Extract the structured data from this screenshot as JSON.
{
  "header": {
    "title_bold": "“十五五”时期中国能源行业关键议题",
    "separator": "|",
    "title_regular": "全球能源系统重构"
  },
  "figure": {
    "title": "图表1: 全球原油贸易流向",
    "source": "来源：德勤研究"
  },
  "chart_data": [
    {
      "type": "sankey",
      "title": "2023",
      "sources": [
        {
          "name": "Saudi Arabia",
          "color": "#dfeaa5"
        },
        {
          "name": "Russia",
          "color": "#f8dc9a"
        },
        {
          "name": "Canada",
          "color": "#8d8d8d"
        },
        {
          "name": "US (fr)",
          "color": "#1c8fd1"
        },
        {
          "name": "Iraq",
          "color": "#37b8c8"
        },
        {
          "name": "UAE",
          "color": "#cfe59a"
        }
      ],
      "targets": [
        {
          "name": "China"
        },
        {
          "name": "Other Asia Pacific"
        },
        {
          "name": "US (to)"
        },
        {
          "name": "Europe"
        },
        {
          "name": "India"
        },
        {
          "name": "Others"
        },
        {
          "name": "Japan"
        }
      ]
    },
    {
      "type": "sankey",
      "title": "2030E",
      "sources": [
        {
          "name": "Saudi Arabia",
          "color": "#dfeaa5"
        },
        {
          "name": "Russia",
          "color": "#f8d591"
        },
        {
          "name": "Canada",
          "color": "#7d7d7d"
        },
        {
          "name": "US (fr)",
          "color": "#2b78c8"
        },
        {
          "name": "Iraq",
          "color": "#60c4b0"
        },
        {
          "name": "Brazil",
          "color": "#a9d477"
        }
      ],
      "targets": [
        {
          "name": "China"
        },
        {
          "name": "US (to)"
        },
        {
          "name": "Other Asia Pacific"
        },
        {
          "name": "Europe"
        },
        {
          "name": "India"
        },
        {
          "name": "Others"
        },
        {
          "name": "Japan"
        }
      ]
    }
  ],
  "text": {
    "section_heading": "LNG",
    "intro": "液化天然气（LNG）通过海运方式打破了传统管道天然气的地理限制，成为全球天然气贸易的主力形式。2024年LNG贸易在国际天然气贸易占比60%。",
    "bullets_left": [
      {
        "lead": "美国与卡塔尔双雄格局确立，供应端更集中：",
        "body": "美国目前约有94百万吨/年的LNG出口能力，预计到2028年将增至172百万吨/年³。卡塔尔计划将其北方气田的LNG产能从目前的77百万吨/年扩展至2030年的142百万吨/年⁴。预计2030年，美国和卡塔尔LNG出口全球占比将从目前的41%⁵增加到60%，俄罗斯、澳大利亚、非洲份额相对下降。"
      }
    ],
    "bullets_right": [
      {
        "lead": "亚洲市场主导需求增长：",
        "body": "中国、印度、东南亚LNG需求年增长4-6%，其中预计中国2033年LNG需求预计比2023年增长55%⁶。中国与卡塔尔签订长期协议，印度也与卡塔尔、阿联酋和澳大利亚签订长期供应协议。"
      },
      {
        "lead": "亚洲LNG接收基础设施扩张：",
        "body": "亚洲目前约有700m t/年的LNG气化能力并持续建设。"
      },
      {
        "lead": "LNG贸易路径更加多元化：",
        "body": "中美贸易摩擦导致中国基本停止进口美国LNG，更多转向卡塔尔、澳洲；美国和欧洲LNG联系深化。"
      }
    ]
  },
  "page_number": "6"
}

* * * * * * *

- **WRITTEN TASK**
Return every entry exactly as given.

- **SOLUTION TO THIS TASK**
Extract the structured data from this screenshot as JSON.
{
  "header": {
    "title_bold": "“十五五”时期中国能源行业关键议题",
    "separator": "|",
    "title_regular": "全球能源系统重构"
  },
  "figure": {
    "title": "图表1: 全球原油贸易流向",
    "source": "来源：德勤研究"
  },
  "chart_data": [
    {
      "type": "sankey",
      "title": "2023",
      "sources": [
        {
          "name": "Saudi Arabia",
          "color": "#dfeaa5"
        },
        {
          "name": "Russia",
          "color": "#f8dc9a"
        },
        {
          "name": "Canada",
          "color": "#8d8d8d"
        },
        {
          "name": "US (fr)",
          "color": "#1c8fd1"
        },
        {
          "name": "Iraq",
          "color": "#37b8c8"
        },
        {
          "name": "UAE",
          "color": "#cfe59a"
        }
      ],
      "targets": [
        {
          "name": "China"
        },
        {
          "name": "Other Asia Pacific"
        },
        {
          "name": "US (to)"
        },
        {
          "name": "Europe"
        },
        {
          "name": "India"
        },
        {
          "name": "Others"
        },
        {
          "name": "Japan"
        }
      ]
    },
    {
      "type": "sankey",
      "title": "2030E",
      "sources": [
        {
          "name": "Saudi Arabia",
          "color": "#dfeaa5"
        },
        {
          "name": "Russia",
          "color": "#f8d591"
        },
        {
          "name": "Canada",
          "color": "#7d7d7d"
        },
        {
          "name": "US (fr)",
          "color": "#2b78c8"
        },
        {
          "name": "Iraq",
          "color": "#60c4b0"
        },
        {
          "name": "Brazil",
          "color": "#a9d477"
        }
      ],
      "targets": [
        {
          "name": "China"
        },
        {
          "name": "US (to)"
        },
        {
          "name": "Other Asia Pacific"
        },
        {
          "name": "Europe"
        },
        {
          "name": "India"
        },
        {
          "name": "Others"
        },
        {
          "name": "Japan"
        }
      ]
    }
  ],
  "text": {
    "section_heading": "LNG",
    "intro": "液化天然气（LNG）通过海运方式打破了传统管道天然气的地理限制，成为全球天然气贸易的主力形式。2024年LNG贸易在国际天然气贸易占比60%。",
    "bullets_left": [
      {
        "lead": "美国与卡塔尔双雄格局确立，供应端更集中：",
        "body": "美国目前约有94百万吨/年的LNG出口能力，预计到2028年将增至172百万吨/年³。卡塔尔计划将其北方气田的LNG产能从目前的77百万吨/年扩展至2030年的142百万吨/年⁴。预计2030年，美国和卡塔尔LNG出口全球占比将从目前的41%⁵增加到60%，俄罗斯、澳大利亚、非洲份额相对下降。"
      }
    ],
    "bullets_right": [
      {
        "lead": "亚洲市场主导需求增长：",
        "body": "中国、印度、东南亚LNG需求年增长4-6%，其中预计中国2033年LNG需求预计比2023年增长55%⁶。中国与卡塔尔签订长期协议，印度也与卡塔尔、阿联酋和澳大利亚签订长期供应协议。"
      },
      {
        "lead": "亚洲LNG接收基础设施扩张：",
        "body": "亚洲目前约有700m t/年的LNG气化能力并持续建设。"
      },
      {
        "lead": "LNG贸易路径更加多元化：",
        "body": "中美贸易摩擦导致中国基本停止进口美国LNG，更多转向卡塔尔、澳洲；美国和欧洲LNG联系深化。"
      }
    ]
  },
  "page_number": "6"
}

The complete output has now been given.